■ **Your goal**
In this exercise, print only the lines from the line with "Type out the text in this image." to the last line of the data below, inclusive. Any pictures should be left out.

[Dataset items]
__________

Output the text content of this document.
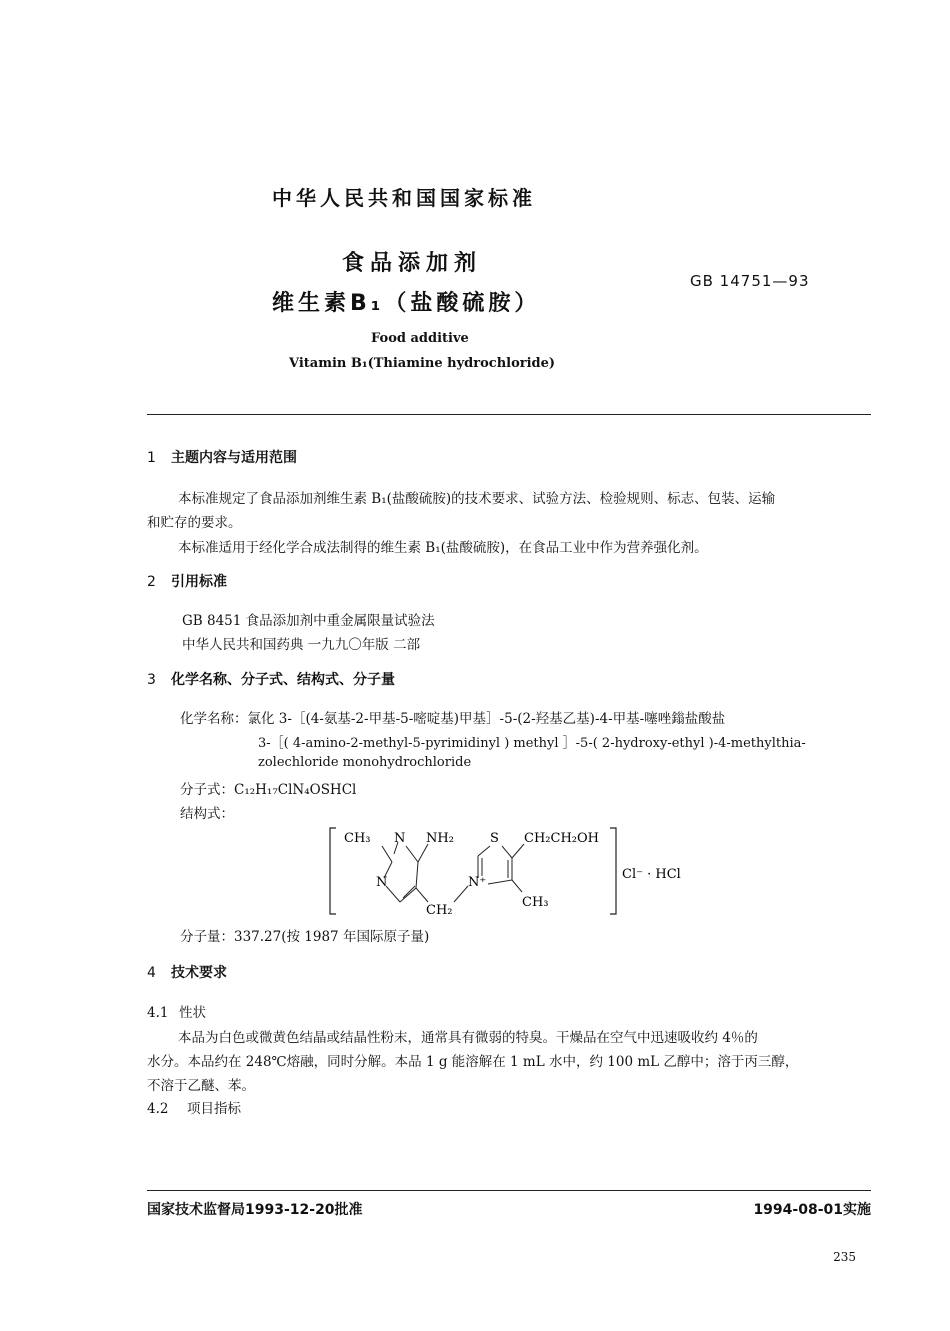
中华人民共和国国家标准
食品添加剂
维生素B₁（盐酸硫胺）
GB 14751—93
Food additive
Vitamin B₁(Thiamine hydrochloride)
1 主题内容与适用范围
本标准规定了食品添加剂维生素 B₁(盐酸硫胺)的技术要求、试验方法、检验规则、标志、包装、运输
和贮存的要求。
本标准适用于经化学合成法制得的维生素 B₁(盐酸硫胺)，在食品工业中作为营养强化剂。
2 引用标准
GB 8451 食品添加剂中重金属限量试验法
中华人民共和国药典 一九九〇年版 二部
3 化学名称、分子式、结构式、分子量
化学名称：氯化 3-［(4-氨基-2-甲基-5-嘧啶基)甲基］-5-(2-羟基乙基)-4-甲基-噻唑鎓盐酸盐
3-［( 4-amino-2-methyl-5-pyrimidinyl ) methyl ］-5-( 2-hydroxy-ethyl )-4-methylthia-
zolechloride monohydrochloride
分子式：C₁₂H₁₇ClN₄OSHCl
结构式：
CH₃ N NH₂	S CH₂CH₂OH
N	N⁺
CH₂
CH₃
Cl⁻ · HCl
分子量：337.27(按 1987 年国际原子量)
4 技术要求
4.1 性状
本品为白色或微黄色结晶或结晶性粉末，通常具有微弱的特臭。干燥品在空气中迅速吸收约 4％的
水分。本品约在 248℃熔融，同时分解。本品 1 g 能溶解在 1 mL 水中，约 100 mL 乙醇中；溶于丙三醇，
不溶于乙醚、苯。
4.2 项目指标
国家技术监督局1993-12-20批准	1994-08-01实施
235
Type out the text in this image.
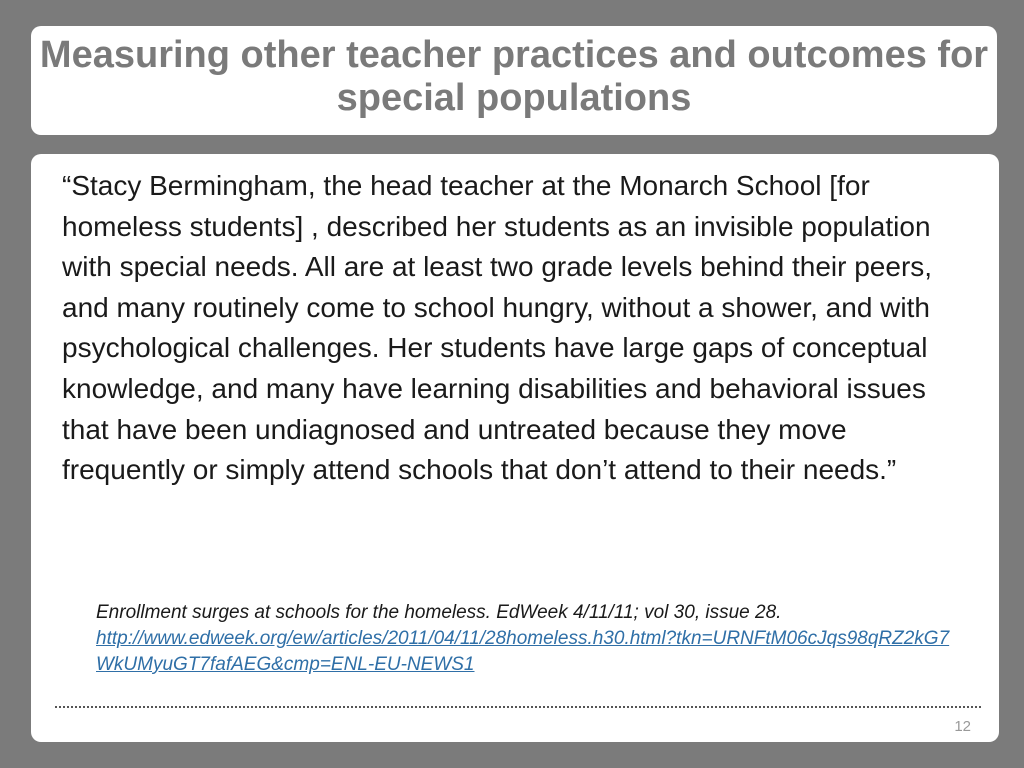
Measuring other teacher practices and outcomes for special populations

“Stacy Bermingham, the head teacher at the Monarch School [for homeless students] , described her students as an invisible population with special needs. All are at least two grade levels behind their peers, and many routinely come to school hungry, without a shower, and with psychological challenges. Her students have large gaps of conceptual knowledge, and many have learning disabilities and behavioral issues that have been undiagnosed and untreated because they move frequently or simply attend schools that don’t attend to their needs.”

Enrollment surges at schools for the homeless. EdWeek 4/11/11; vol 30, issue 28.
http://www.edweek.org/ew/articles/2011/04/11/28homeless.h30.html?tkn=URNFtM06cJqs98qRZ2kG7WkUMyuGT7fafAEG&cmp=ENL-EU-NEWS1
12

__________

■ **The solution**
Type out the text in this image.
Measuring other teacher practices and outcomes for special populations

“Stacy Bermingham, the head teacher at the Monarch School [for homeless students] , described her students as an invisible population with special needs. All are at least two grade levels behind their peers, and many routinely come to school hungry, without a shower, and with psychological challenges. Her students have large gaps of conceptual knowledge, and many have learning disabilities and behavioral issues that have been undiagnosed and untreated because they move frequently or simply attend schools that don’t attend to their needs.”

Enrollment surges at schools for the homeless. EdWeek 4/11/11; vol 30, issue 28.
http://www.edweek.org/ew/articles/2011/04/11/28homeless.h30.html?tkn=URNFtM06cJqs98qRZ2kG7WkUMyuGT7fafAEG&cmp=ENL-EU-NEWS1
12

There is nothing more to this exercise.